[START OF Records to process]

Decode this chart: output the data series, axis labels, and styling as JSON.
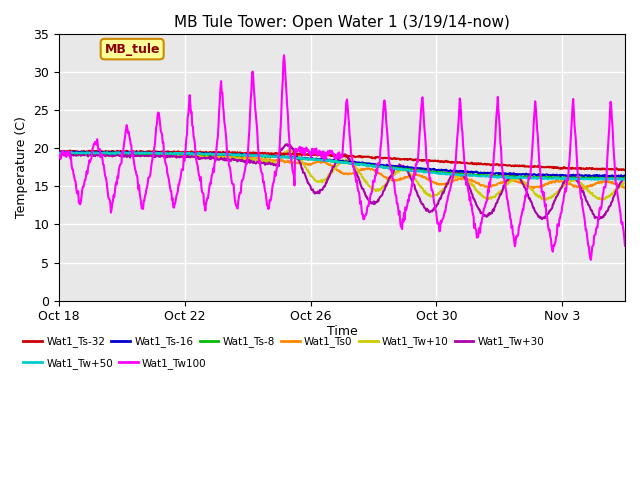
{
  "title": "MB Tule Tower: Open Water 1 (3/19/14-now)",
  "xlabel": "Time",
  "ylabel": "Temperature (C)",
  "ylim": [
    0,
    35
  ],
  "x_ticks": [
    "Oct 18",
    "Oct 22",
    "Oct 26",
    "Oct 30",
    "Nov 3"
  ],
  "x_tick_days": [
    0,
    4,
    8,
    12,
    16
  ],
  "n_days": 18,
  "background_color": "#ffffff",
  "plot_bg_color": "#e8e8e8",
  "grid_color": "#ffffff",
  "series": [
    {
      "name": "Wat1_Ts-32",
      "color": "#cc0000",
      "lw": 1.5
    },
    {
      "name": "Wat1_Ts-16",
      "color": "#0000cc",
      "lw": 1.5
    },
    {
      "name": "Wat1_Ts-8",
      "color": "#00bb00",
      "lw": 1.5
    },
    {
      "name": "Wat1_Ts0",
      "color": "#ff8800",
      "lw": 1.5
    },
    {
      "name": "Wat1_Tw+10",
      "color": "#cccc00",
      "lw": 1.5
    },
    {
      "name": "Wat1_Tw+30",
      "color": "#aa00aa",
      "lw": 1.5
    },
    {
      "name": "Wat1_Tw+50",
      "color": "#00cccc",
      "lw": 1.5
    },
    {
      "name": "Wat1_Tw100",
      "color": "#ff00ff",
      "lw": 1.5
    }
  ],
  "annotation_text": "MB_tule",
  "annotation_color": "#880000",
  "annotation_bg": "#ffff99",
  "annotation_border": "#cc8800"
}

[END OF Records to process]

(Exercise prompt): Every record above must be given again exactly; drop the pictures.

(Reply to the exercise):
Decode this chart: output the data series, axis labels, and styling as JSON.
{
  "title": "MB Tule Tower: Open Water 1 (3/19/14-now)",
  "xlabel": "Time",
  "ylabel": "Temperature (C)",
  "ylim": [
    0,
    35
  ],
  "x_ticks": [
    "Oct 18",
    "Oct 22",
    "Oct 26",
    "Oct 30",
    "Nov 3"
  ],
  "x_tick_days": [
    0,
    4,
    8,
    12,
    16
  ],
  "n_days": 18,
  "background_color": "#ffffff",
  "plot_bg_color": "#e8e8e8",
  "grid_color": "#ffffff",
  "series": [
    {
      "name": "Wat1_Ts-32",
      "color": "#cc0000",
      "lw": 1.5
    },
    {
      "name": "Wat1_Ts-16",
      "color": "#0000cc",
      "lw": 1.5
    },
    {
      "name": "Wat1_Ts-8",
      "color": "#00bb00",
      "lw": 1.5
    },
    {
      "name": "Wat1_Ts0",
      "color": "#ff8800",
      "lw": 1.5
    },
    {
      "name": "Wat1_Tw+10",
      "color": "#cccc00",
      "lw": 1.5
    },
    {
      "name": "Wat1_Tw+30",
      "color": "#aa00aa",
      "lw": 1.5
    },
    {
      "name": "Wat1_Tw+50",
      "color": "#00cccc",
      "lw": 1.5
    },
    {
      "name": "Wat1_Tw100",
      "color": "#ff00ff",
      "lw": 1.5
    }
  ],
  "annotation_text": "MB_tule",
  "annotation_color": "#880000",
  "annotation_bg": "#ffff99",
  "annotation_border": "#cc8800"
}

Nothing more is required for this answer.